→ **The tasks**:
1. Answer the following from the fiscal 2024 results text:
(a) What was fiscal year 2024 revenue, and by what percentage did it decline from fiscal year 2023?
(b) What share of Microchip's overall revenue did analog net sales represent in fiscal year 2024?
(c) Which company, based in Seoul, Korea, was acquired in early April?
2. Reproduce the portion of the fiscal 2024 results text starting at "Also last month, we" and ending at "AI-enabled edge solutions.".

→ **Page text**:
=-=-=-=-=

However, our cash generation capability remains strong and we are committed to our capital return plan. Our capital return to shareholders in the June quarter will increase to 87.5% of our March quarter adjusted free cash flow as we continue on our path to return 100% of our adjusted free cash flow to shareholders by the March quarter of calendar year 2025. Reflecting on our fiscal year 2024 results, it was a roller coaster year with a positive start that was followed by a major inventory correction. As compared to fiscal year 2023, revenue declined 9.5% to $7.6 billion. Non-GAAP operating margin was resilient at 43.9% as we took the actions required to respond to the major inventory correction. Capital return to shareholders through a combination of dividends and share buybacks in fiscal 2024 was $1.89 billion, representing a 15.4% growth as compared to fiscal year 2023.
My thanks to our worldwide team for their support, hard work, and diligence as we navigate a difficult environment and focus on actions that we believe position us well to thrive in the long-term. Taking a look at our fiscal year 2024 net sales from a product line perspective, our mixed-signal microcontroller net sales were down 10.2% and represented 56% of Microchip’s overall revenue. Our analog net sales were down 15.2% and represented 26.4% of Microchip’s overall revenue. While we don’t normally break out our FPGA product line results, it is noteworthy that our fiscal year 2024 FPGA revenue exceeded $679 million and set another record. FPGA revenue grew over 22% as compared to fiscal 2023 and delivered operating margins of a north of corporate average.
We deliver market-leading mid-range FPGA solutions with best-in-class low power, reliability, and security, and are especially well-suited for the fast emerging opportunities around artificial intelligence at the edge. Our overall FPGA design win momentum is strong across multiple end markets. A few other product line notes of significance. Early in April, we closed our acquisition of Seoul Korea-based VSI, an ADAS and Digital Cockpit Connectivity Pioneer, to extend our Automotive Networking Market leadership. This acquisition adds Automotive SerDes Alliance Motion Link technology, otherwise known as ASA-ML, to Microchip’s broad Ethernet and PCIe automotive networking portfolio to enable next generation software defined vehicles. With the anticipated increase in the adoption of advanced camera-based driver assistance systems, in-cabin monitoring, safety and convenience features, and multi-screen digital cockpits for next-generation software-defined vehicles, there is a growing requirement for more highly asymmetric raw data and video links and higher bandwidths, which the ASA Motion Link Open Standard supports.
Also last month, we closed our acquisition of Neuronix AI Labs, whose innovative software technology enhances AI-enabled intelligent edge solutions and increases neural networking capabilities. This technology expands our capabilities for power-efficient AI-enabled edge solutions deployed on FPGAs. Neuronix AI Labs provides neural network sparsity optimization technology that enables the reduction in power, size, and calculation for tasks such as image classification, object detection, and semantic segmentation while maintaining high accuracy. Finally, in July, we expect to announce our entry into the 64-bit embedded microprocessor market with a suite of products, development tools, and other support requirements to address high-performance embedded processing applications, including AI-enabled edge solutions.

=-=-=-=-=

→ **Supplied material**:

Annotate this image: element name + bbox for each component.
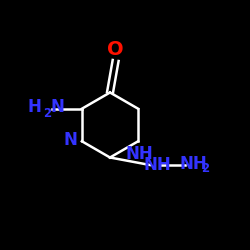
Text: NH: NH: [126, 145, 153, 163]
Text: N: N: [64, 131, 78, 149]
Text: H: H: [28, 98, 42, 116]
Text: N: N: [50, 98, 64, 116]
Text: 2: 2: [43, 107, 51, 120]
Text: NH: NH: [144, 156, 172, 174]
Text: O: O: [107, 40, 124, 59]
Text: NH: NH: [180, 155, 208, 173]
Text: 2: 2: [201, 162, 209, 175]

=-=-=-=-=

→ **Response list**:
1.
(a) $7.6 billion, a decline of 9.5%.
(b) 26.4%.
(c) VSI.

2.
Also last month, we closed our acquisition of Neuronix AI Labs, whose innovative software technology enhances AI-enabled intelligent edge solutions and increases neural networking capabilities. This technology expands our capabilities for power-efficient AI-enabled edge solutions deployed on FPGAs. Neuronix AI Labs provides neural network sparsity optimization technology that enables the reduction in power, size, and calculation for tasks such as image classification, object detection, and semantic segmentation while maintaining high accuracy. Finally, in July, we expect to announce our entry into the 64-bit embedded microprocessor market with a suite of products, development tools, and other support requirements to address high-performance embedded processing applications, including AI-enabled edge solutions.